### [Problem description]
Below is the data. Give it again, complete and exact.

### [Provided material]
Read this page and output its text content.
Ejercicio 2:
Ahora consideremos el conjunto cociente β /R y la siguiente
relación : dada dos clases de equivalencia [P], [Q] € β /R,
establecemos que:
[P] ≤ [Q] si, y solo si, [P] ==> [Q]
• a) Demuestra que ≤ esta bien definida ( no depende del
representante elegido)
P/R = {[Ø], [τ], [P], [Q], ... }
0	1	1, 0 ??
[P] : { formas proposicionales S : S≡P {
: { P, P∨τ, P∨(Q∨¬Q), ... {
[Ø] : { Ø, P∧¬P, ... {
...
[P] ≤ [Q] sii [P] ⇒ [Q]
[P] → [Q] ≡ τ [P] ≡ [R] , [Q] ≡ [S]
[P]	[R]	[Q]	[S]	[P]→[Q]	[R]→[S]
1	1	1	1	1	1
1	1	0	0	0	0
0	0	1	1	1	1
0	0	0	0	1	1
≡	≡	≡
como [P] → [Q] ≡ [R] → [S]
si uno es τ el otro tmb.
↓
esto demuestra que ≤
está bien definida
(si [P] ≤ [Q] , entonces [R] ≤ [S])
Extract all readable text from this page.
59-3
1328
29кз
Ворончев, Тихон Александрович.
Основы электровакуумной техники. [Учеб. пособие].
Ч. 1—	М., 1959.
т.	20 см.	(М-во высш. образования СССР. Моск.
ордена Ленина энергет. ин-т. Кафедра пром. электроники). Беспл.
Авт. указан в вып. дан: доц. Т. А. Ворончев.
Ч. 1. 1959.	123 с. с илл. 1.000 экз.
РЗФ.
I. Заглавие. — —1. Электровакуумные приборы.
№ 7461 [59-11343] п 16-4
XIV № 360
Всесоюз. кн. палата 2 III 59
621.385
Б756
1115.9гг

### [Answer for the task]
Read this page and output its text content.
Ejercicio 2:
Ahora consideremos el conjunto cociente β /R y la siguiente
relación : dada dos clases de equivalencia [P], [Q] € β /R,
establecemos que:
[P] ≤ [Q] si, y solo si, [P] ==> [Q]
• a) Demuestra que ≤ esta bien definida ( no depende del
representante elegido)
P/R = {[Ø], [τ], [P], [Q], ... }
0	1	1, 0 ??
[P] : { formas proposicionales S : S≡P {
: { P, P∨τ, P∨(Q∨¬Q), ... {
[Ø] : { Ø, P∧¬P, ... {
...
[P] ≤ [Q] sii [P] ⇒ [Q]
[P] → [Q] ≡ τ [P] ≡ [R] , [Q] ≡ [S]
[P]	[R]	[Q]	[S]	[P]→[Q]	[R]→[S]
1	1	1	1	1	1
1	1	0	0	0	0
0	0	1	1	1	1
0	0	0	0	1	1
≡	≡	≡
como [P] → [Q] ≡ [R] → [S]
si uno es τ el otro tmb.
↓
esto demuestra que ≤
está bien definida
(si [P] ≤ [Q] , entonces [R] ≤ [S])
Extract all readable text from this page.
59-3
1328
29кз
Ворончев, Тихон Александрович.
Основы электровакуумной техники. [Учеб. пособие].
Ч. 1—	М., 1959.
т.	20 см.	(М-во высш. образования СССР. Моск.
ордена Ленина энергет. ин-т. Кафедра пром. электроники). Беспл.
Авт. указан в вып. дан: доц. Т. А. Ворончев.
Ч. 1. 1959.	123 с. с илл. 1.000 экз.
РЗФ.
I. Заглавие. — —1. Электровакуумные приборы.
№ 7461 [59-11343] п 16-4
XIV № 360
Всесоюз. кн. палата 2 III 59
621.385
Б756
1115.9гг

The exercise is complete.